§ **REQUEST**
Look through the lines below and state how many hold the word "Periyotluk". Write only the number.

Dataset rows about figures

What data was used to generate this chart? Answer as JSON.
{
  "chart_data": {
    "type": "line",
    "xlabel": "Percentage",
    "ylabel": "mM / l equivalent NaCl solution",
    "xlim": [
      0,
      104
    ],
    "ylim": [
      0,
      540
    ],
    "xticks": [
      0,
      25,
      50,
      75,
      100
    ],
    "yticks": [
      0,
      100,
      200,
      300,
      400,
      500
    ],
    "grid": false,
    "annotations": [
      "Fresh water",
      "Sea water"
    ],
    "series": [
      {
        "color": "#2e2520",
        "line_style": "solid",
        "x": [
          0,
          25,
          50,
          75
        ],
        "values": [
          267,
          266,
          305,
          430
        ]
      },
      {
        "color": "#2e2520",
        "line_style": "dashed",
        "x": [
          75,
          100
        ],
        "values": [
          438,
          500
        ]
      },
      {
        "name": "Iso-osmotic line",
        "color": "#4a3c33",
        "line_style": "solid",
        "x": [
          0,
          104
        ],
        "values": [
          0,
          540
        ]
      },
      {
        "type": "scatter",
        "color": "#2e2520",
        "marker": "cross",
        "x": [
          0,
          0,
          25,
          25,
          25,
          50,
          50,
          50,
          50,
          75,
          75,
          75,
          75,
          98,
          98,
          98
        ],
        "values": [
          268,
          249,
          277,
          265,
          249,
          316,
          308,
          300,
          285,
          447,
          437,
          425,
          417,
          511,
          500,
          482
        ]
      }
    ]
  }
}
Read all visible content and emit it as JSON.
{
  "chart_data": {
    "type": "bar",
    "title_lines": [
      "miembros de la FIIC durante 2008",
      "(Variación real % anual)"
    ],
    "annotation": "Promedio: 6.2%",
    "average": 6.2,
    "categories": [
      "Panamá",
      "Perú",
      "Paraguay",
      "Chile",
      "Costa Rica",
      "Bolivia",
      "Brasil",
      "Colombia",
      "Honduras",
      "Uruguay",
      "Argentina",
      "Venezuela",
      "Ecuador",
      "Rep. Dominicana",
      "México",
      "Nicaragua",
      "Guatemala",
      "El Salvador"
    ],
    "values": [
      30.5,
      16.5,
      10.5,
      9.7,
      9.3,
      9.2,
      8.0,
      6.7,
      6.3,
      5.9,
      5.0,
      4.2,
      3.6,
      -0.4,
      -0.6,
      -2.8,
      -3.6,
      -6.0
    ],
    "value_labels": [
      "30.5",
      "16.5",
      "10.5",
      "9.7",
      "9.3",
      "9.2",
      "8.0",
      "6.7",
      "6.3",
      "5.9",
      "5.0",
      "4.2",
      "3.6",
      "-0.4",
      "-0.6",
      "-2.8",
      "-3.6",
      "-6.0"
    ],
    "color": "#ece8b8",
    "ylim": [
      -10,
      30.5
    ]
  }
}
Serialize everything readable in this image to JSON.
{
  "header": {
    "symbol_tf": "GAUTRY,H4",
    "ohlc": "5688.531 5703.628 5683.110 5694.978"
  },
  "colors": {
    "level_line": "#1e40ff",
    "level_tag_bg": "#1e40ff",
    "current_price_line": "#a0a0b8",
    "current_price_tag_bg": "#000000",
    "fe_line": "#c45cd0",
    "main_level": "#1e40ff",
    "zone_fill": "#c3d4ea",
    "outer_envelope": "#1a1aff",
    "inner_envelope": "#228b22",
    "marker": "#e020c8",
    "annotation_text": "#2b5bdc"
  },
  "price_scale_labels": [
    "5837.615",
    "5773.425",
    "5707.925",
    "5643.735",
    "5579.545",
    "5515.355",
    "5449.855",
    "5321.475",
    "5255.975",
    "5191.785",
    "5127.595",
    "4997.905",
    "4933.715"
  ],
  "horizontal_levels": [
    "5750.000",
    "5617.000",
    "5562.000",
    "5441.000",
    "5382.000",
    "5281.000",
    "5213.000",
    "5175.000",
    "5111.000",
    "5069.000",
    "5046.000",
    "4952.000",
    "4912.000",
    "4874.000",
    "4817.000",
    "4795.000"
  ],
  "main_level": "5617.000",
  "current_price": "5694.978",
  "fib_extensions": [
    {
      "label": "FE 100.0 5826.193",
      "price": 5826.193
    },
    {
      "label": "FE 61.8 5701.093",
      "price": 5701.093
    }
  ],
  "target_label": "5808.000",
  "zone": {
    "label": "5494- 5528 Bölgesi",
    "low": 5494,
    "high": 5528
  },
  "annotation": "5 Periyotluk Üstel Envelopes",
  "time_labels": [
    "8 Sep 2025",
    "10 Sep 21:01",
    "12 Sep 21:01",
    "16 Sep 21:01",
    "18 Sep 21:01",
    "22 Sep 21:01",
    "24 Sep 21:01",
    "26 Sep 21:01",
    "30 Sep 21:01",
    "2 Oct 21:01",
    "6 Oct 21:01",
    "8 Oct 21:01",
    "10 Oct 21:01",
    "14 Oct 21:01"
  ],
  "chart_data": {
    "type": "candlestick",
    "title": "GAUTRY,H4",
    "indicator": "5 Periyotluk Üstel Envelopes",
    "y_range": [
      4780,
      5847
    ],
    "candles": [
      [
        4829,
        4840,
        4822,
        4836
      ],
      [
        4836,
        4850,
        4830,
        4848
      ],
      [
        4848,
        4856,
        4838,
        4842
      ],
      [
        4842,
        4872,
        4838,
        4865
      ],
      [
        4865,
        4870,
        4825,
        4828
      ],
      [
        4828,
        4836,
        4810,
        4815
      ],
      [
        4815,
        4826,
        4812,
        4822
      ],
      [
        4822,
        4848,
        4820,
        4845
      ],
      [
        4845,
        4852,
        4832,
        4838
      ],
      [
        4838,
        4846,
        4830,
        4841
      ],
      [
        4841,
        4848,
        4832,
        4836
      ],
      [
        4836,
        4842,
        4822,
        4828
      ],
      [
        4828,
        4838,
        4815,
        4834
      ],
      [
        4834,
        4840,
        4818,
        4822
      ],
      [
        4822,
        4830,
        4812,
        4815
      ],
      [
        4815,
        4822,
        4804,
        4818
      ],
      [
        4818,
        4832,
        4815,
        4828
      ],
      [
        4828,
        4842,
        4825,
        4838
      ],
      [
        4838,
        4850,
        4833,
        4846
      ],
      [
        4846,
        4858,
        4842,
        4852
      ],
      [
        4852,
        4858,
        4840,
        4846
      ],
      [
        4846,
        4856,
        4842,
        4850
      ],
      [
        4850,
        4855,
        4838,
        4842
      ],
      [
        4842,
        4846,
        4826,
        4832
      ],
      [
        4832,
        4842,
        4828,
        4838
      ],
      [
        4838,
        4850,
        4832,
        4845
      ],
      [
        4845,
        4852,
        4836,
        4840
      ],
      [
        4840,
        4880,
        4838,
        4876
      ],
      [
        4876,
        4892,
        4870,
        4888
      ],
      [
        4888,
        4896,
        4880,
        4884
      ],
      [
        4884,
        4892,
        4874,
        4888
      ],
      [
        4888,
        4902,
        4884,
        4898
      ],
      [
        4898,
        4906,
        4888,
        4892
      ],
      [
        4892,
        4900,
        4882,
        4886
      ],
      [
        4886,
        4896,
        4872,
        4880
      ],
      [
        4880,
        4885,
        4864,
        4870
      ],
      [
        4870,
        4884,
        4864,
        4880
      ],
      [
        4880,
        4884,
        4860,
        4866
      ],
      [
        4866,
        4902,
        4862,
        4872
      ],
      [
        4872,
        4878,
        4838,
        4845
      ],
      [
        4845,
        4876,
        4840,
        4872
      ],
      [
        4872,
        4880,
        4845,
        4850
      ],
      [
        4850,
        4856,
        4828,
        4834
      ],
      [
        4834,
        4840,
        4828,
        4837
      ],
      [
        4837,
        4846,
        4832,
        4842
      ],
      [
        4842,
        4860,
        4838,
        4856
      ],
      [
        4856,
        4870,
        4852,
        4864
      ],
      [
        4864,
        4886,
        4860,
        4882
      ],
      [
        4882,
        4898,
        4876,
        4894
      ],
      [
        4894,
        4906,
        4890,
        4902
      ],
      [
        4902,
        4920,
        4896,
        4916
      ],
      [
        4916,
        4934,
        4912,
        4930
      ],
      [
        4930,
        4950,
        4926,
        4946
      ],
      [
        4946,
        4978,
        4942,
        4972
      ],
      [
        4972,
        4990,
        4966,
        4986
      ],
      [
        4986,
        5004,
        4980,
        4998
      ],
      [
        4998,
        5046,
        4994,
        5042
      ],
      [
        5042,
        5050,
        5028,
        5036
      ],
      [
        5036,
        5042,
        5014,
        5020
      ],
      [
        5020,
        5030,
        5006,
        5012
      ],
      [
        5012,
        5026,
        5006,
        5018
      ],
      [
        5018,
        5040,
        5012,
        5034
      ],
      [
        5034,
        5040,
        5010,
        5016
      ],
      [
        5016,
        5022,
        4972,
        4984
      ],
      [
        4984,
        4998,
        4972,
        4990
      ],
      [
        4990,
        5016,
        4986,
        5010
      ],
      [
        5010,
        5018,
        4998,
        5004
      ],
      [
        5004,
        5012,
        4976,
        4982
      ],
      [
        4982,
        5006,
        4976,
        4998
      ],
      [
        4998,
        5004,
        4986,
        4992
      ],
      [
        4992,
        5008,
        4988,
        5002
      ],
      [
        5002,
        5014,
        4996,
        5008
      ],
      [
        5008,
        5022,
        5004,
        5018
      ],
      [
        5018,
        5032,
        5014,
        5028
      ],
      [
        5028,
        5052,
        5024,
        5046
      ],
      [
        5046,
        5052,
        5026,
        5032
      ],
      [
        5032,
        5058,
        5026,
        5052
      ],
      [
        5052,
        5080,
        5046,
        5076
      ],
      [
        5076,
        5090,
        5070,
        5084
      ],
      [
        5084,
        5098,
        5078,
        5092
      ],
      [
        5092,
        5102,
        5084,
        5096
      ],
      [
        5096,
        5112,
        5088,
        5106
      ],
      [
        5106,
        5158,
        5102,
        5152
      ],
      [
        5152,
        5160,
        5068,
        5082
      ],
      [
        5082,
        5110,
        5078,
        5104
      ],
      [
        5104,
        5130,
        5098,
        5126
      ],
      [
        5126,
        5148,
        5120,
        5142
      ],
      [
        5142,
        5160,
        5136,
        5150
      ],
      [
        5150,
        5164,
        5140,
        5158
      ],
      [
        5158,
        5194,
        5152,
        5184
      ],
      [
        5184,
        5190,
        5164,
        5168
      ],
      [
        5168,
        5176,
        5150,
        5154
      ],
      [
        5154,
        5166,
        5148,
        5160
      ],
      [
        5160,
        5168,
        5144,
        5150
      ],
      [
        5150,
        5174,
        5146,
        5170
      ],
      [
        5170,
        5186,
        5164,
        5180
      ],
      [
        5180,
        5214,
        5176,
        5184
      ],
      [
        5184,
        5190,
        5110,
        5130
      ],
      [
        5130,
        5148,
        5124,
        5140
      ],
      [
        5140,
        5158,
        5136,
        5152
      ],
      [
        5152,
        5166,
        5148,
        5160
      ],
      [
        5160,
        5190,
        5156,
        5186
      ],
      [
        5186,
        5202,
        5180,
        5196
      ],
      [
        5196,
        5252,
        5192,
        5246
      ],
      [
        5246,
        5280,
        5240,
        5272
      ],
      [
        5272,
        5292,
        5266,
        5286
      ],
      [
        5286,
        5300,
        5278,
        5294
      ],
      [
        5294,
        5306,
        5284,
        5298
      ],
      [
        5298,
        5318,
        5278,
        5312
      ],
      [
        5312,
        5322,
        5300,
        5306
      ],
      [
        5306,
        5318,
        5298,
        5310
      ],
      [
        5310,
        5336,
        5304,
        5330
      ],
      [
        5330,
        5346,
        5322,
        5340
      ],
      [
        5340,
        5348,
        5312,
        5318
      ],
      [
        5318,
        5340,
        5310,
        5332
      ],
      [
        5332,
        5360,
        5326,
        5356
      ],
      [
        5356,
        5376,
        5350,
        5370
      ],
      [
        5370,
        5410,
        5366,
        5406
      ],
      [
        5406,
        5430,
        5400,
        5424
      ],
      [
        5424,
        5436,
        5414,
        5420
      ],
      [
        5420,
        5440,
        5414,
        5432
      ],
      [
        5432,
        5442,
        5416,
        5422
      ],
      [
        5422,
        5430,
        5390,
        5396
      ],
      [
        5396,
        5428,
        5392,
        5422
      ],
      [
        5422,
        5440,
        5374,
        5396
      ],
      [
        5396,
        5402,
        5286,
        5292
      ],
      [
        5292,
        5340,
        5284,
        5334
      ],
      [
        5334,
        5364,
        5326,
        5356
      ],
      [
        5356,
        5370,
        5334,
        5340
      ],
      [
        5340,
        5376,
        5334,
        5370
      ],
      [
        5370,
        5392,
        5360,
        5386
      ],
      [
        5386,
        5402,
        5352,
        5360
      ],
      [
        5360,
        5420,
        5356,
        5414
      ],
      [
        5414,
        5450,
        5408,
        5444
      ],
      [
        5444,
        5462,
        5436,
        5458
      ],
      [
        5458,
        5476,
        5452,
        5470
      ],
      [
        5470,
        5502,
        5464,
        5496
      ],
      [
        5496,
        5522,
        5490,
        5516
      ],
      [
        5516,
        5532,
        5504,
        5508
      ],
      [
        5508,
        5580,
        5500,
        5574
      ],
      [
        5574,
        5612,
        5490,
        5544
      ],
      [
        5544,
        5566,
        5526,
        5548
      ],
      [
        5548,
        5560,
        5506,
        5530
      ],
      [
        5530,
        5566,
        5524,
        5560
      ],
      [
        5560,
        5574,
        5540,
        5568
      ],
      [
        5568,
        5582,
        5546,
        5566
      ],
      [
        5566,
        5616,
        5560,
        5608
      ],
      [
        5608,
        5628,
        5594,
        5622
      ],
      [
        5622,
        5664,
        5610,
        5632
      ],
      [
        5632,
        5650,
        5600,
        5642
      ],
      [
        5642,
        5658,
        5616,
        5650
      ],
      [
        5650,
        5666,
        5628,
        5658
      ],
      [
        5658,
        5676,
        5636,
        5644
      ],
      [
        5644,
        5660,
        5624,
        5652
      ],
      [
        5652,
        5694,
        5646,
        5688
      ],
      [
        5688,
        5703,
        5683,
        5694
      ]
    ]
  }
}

§ **RESPONSE BELOW**
2